§ Stored entries
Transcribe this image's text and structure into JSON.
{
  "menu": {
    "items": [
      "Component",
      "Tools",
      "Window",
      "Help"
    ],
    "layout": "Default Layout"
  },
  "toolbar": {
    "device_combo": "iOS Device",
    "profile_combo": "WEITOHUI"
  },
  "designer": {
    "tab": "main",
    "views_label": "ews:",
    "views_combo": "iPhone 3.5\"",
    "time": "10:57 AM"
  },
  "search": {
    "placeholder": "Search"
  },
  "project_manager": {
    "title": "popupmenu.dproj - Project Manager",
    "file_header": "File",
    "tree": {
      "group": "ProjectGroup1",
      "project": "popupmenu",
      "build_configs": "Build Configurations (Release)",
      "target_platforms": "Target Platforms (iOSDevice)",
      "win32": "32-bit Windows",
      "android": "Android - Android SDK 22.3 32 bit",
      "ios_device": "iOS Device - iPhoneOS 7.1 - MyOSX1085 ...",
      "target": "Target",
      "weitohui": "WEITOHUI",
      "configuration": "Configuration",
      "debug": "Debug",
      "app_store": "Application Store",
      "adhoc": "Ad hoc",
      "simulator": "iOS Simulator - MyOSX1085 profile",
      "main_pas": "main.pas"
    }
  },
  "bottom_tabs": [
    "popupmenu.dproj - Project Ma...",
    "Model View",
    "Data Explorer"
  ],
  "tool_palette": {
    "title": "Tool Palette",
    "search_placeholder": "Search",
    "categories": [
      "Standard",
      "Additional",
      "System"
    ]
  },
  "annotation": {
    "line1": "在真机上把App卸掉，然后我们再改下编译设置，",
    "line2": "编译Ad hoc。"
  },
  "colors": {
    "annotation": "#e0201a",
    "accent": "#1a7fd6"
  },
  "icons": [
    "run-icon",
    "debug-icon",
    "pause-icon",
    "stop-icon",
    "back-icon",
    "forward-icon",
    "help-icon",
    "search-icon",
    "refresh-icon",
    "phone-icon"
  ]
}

§ Exercise
Using the listing above, locate the lines that hold "title" and copy each one.

§ Response to the exercise
    "title": "popupmenu.dproj - Project Manager",
    "title": "Tool Palette",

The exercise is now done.